Task to carry out
Filter the records below down to lines containing "subtitle".

>> begin Rows

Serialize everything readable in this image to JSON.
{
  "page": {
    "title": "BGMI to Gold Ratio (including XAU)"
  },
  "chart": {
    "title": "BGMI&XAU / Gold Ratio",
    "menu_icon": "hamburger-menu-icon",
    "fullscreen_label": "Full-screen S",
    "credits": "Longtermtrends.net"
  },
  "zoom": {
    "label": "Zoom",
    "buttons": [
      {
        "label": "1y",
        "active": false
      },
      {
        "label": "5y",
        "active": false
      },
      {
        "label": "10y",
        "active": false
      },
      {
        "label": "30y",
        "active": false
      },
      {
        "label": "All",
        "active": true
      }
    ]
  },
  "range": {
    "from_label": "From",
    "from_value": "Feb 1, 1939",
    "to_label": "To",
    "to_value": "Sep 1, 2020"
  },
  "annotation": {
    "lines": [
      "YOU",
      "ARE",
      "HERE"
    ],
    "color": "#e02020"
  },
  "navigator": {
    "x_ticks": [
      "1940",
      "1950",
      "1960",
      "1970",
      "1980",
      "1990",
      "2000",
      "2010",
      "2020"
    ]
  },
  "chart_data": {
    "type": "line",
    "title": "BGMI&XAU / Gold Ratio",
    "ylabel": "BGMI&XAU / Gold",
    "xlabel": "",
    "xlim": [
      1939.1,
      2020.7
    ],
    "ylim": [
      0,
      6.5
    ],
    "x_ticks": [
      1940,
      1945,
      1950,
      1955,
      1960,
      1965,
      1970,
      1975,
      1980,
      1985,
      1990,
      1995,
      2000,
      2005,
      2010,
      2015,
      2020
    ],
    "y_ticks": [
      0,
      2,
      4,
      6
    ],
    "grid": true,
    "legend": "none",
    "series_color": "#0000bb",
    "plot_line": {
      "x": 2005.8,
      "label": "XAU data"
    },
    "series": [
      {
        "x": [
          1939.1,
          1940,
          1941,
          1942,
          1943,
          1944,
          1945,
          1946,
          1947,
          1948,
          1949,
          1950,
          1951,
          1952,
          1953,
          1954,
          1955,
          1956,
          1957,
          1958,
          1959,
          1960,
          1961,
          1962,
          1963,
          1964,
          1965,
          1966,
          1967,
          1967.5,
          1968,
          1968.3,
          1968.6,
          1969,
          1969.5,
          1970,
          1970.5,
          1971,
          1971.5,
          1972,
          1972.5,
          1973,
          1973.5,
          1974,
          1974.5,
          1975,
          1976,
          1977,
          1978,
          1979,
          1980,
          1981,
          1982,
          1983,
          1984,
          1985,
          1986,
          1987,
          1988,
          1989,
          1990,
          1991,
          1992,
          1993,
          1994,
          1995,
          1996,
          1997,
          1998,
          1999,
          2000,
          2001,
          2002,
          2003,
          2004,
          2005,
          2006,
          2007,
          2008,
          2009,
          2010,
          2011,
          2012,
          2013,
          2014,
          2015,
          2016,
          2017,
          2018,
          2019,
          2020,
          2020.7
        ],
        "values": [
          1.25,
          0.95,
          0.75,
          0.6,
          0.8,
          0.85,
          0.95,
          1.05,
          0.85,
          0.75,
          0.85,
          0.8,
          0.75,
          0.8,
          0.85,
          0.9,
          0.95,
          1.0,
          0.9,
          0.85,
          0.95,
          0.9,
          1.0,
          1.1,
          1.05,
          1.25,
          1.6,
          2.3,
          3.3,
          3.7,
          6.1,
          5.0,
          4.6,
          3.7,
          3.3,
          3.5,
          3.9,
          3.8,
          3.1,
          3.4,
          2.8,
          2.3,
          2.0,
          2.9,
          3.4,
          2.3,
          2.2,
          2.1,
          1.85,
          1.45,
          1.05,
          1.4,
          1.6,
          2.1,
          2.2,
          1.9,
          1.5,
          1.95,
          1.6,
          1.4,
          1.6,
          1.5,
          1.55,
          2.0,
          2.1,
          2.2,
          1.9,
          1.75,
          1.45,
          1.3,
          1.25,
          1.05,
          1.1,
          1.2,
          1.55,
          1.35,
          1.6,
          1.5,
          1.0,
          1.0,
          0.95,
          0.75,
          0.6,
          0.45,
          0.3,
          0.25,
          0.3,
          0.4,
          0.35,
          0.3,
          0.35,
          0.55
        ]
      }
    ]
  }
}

>> end Rows
>> begin Rows

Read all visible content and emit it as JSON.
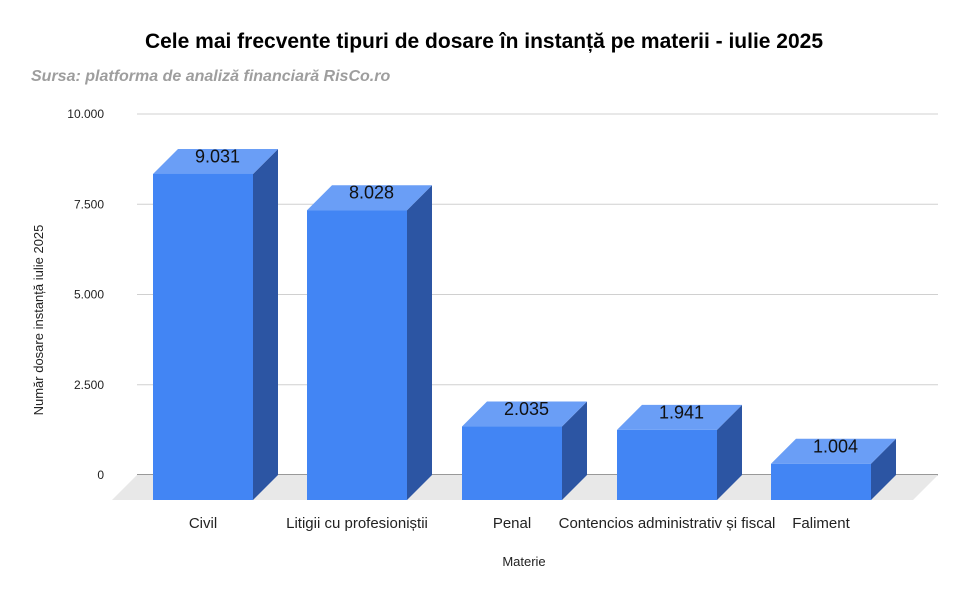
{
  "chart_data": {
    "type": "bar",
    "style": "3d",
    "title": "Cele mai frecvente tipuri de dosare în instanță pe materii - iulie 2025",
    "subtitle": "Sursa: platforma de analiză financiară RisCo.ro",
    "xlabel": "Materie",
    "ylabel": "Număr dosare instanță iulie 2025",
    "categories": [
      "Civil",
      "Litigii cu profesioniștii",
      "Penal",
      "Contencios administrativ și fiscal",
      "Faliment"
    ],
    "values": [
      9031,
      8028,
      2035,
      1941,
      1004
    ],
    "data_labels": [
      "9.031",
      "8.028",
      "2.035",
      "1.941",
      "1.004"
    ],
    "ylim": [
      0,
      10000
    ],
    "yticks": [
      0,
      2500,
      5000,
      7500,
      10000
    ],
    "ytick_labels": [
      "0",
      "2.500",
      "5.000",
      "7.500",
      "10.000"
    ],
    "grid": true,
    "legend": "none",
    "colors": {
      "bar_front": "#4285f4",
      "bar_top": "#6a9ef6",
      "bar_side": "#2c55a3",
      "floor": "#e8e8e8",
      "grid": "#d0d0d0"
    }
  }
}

>> end Rows
>> begin Rows

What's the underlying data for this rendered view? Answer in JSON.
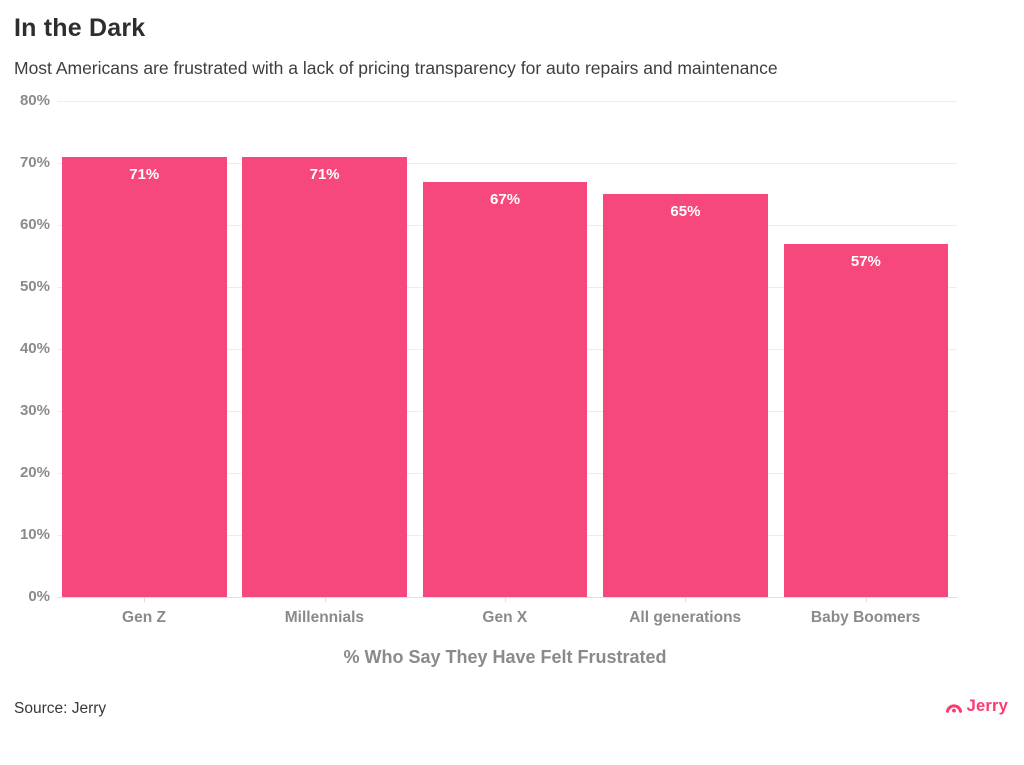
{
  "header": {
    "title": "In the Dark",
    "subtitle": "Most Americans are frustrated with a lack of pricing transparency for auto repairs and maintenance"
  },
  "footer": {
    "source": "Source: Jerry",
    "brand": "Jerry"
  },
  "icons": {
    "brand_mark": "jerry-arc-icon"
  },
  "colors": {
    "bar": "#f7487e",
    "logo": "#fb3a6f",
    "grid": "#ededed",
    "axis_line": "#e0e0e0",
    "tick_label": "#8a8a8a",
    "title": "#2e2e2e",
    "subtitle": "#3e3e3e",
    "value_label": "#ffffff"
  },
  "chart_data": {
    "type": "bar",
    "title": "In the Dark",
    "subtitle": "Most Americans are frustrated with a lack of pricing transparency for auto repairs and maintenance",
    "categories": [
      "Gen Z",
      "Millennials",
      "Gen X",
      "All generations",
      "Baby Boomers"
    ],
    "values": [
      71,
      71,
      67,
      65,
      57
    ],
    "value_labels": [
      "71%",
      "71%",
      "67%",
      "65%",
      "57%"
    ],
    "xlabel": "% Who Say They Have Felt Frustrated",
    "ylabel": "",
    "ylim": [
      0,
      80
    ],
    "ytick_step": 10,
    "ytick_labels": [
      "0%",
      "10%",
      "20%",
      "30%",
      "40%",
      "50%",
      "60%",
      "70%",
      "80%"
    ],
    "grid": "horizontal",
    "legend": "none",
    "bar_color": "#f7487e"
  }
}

>> end Rows

Written answer
    "subtitle": "Sursa: platforma de analiză financiară RisCo.ro",
    "subtitle": "Most Americans are frustrated with a lack of pricing transparency for auto repairs and maintenance"
    "subtitle": "#3e3e3e",
    "subtitle": "Most Americans are frustrated with a lack of pricing transparency for auto repairs and maintenance",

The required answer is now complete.